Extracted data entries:
##############################

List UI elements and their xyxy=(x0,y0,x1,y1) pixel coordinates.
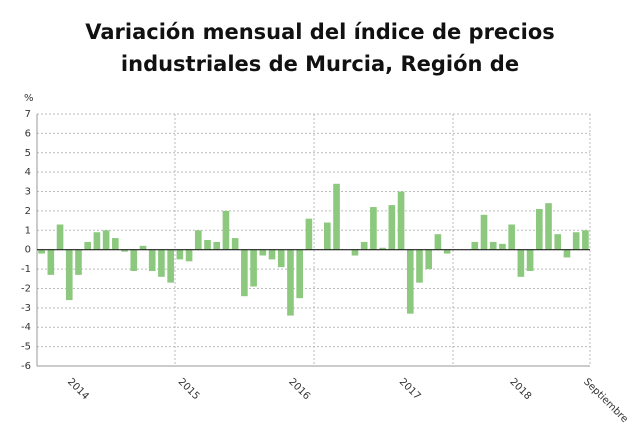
bar xyxy=(517,249,525,277)
y-tick-label: 4 xyxy=(25,167,31,178)
bar xyxy=(222,210,230,250)
bar xyxy=(139,245,147,250)
y-tick-label: -1 xyxy=(21,264,31,275)
bar xyxy=(563,249,571,258)
y-axis-label: % xyxy=(24,93,34,104)
bar xyxy=(582,230,589,250)
bar xyxy=(499,243,506,250)
bar xyxy=(112,238,119,250)
bar xyxy=(351,249,359,256)
y-tick-label: 0 xyxy=(25,245,31,256)
bar xyxy=(489,241,497,250)
bar xyxy=(572,232,580,250)
bar xyxy=(47,249,55,275)
bar xyxy=(379,247,386,250)
bar xyxy=(406,249,414,314)
bar xyxy=(259,249,267,256)
bar xyxy=(84,241,92,250)
bar xyxy=(158,249,165,277)
bar xyxy=(554,234,562,250)
bar xyxy=(277,249,285,268)
bar xyxy=(471,241,479,250)
bar xyxy=(65,249,73,301)
y-tick-label: 5 xyxy=(25,148,31,159)
bar xyxy=(416,249,423,283)
bar xyxy=(545,203,552,250)
x-tick-label: 2018 xyxy=(507,376,533,402)
bar xyxy=(250,249,257,287)
bar xyxy=(167,249,174,283)
bar xyxy=(102,230,110,250)
bar xyxy=(93,232,101,250)
bar xyxy=(204,240,211,250)
bar xyxy=(425,249,433,270)
y-tick-label: 7 xyxy=(25,109,31,120)
y-tick-label: -6 xyxy=(21,361,31,372)
bar xyxy=(268,249,276,260)
bar xyxy=(38,249,45,254)
bar xyxy=(508,224,515,250)
y-tick-label: 2 xyxy=(25,206,31,217)
bar xyxy=(480,214,488,250)
bar xyxy=(121,249,128,252)
bar xyxy=(75,249,82,275)
bar xyxy=(296,249,303,299)
bar xyxy=(185,249,193,262)
bar xyxy=(148,249,156,272)
bar xyxy=(397,191,405,250)
bar xyxy=(130,249,138,272)
bar xyxy=(333,183,340,250)
bar xyxy=(305,218,313,250)
y-tick-label: 1 xyxy=(25,225,31,236)
bar xyxy=(56,224,64,250)
x-tick-label: 2017 xyxy=(397,376,423,402)
y-tick-label: -3 xyxy=(21,303,31,314)
bar xyxy=(213,241,221,250)
y-tick-label: -2 xyxy=(21,283,31,294)
bar xyxy=(535,208,543,250)
bar xyxy=(241,249,248,297)
bar xyxy=(526,249,534,272)
bar xyxy=(176,249,184,260)
bar xyxy=(370,207,377,250)
bar xyxy=(443,249,451,254)
y-tick-label: 6 xyxy=(25,128,31,139)
y-tick-label: -5 xyxy=(21,342,31,353)
bar xyxy=(194,230,202,250)
bar xyxy=(287,249,294,316)
x-tick-label: Septiembre xyxy=(581,376,630,425)
bar xyxy=(360,241,368,250)
bar xyxy=(388,205,396,250)
y-tick-label: -4 xyxy=(21,322,31,333)
bar xyxy=(231,238,239,250)
y-tick-label: 3 xyxy=(25,187,31,198)
chart-title: Variación mensual del índice de precios … xyxy=(85,20,555,76)
bar xyxy=(434,234,442,250)
x-tick-label: 2014 xyxy=(65,376,91,402)
x-tick-label: 2016 xyxy=(286,376,312,402)
bar xyxy=(324,222,331,250)
x-tick-label: 2015 xyxy=(176,376,202,402)
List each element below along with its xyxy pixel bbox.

##############################

Written exercise:
Pull out every line of the records above word for word, leaving the pictures out of your answer.

Reply:
List UI elements and their xyxy=(x0,y0,x1,y1) pixel coordinates.
bar xyxy=(517,249,525,277)
y-tick-label: 4 xyxy=(25,167,31,178)
bar xyxy=(222,210,230,250)
bar xyxy=(139,245,147,250)
y-tick-label: -1 xyxy=(21,264,31,275)
bar xyxy=(563,249,571,258)
y-axis-label: % xyxy=(24,93,34,104)
bar xyxy=(582,230,589,250)
bar xyxy=(499,243,506,250)
bar xyxy=(112,238,119,250)
bar xyxy=(351,249,359,256)
y-tick-label: 0 xyxy=(25,245,31,256)
bar xyxy=(489,241,497,250)
bar xyxy=(572,232,580,250)
bar xyxy=(47,249,55,275)
bar xyxy=(379,247,386,250)
bar xyxy=(406,249,414,314)
bar xyxy=(259,249,267,256)
bar xyxy=(84,241,92,250)
bar xyxy=(158,249,165,277)
bar xyxy=(554,234,562,250)
bar xyxy=(277,249,285,268)
bar xyxy=(471,241,479,250)
bar xyxy=(65,249,73,301)
y-tick-label: 5 xyxy=(25,148,31,159)
bar xyxy=(416,249,423,283)
bar xyxy=(545,203,552,250)
x-tick-label: 2018 xyxy=(507,376,533,402)
bar xyxy=(250,249,257,287)
bar xyxy=(167,249,174,283)
bar xyxy=(102,230,110,250)
bar xyxy=(93,232,101,250)
bar xyxy=(204,240,211,250)
bar xyxy=(425,249,433,270)
y-tick-label: 7 xyxy=(25,109,31,120)
y-tick-label: -6 xyxy=(21,361,31,372)
bar xyxy=(268,249,276,260)
bar xyxy=(38,249,45,254)
bar xyxy=(508,224,515,250)
y-tick-label: 2 xyxy=(25,206,31,217)
bar xyxy=(480,214,488,250)
bar xyxy=(121,249,128,252)
bar xyxy=(75,249,82,275)
bar xyxy=(296,249,303,299)
bar xyxy=(185,249,193,262)
bar xyxy=(148,249,156,272)
bar xyxy=(397,191,405,250)
bar xyxy=(130,249,138,272)
bar xyxy=(333,183,340,250)
bar xyxy=(305,218,313,250)
y-tick-label: 1 xyxy=(25,225,31,236)
bar xyxy=(56,224,64,250)
x-tick-label: 2017 xyxy=(397,376,423,402)
y-tick-label: -3 xyxy=(21,303,31,314)
bar xyxy=(213,241,221,250)
y-tick-label: -2 xyxy=(21,283,31,294)
bar xyxy=(535,208,543,250)
bar xyxy=(241,249,248,297)
bar xyxy=(526,249,534,272)
bar xyxy=(176,249,184,260)
bar xyxy=(370,207,377,250)
bar xyxy=(443,249,451,254)
y-tick-label: 6 xyxy=(25,128,31,139)
y-tick-label: -5 xyxy=(21,342,31,353)
bar xyxy=(194,230,202,250)
bar xyxy=(287,249,294,316)
x-tick-label: Septiembre xyxy=(581,376,630,425)
bar xyxy=(360,241,368,250)
bar xyxy=(388,205,396,250)
y-tick-label: -4 xyxy=(21,322,31,333)
bar xyxy=(231,238,239,250)
y-tick-label: 3 xyxy=(25,187,31,198)
chart-title: Variación mensual del índice de precios … xyxy=(85,20,555,76)
bar xyxy=(434,234,442,250)
x-tick-label: 2014 xyxy=(65,376,91,402)
x-tick-label: 2016 xyxy=(286,376,312,402)
bar xyxy=(324,222,331,250)
x-tick-label: 2015 xyxy=(176,376,202,402)
List each element below along with its xyxy pixel bbox.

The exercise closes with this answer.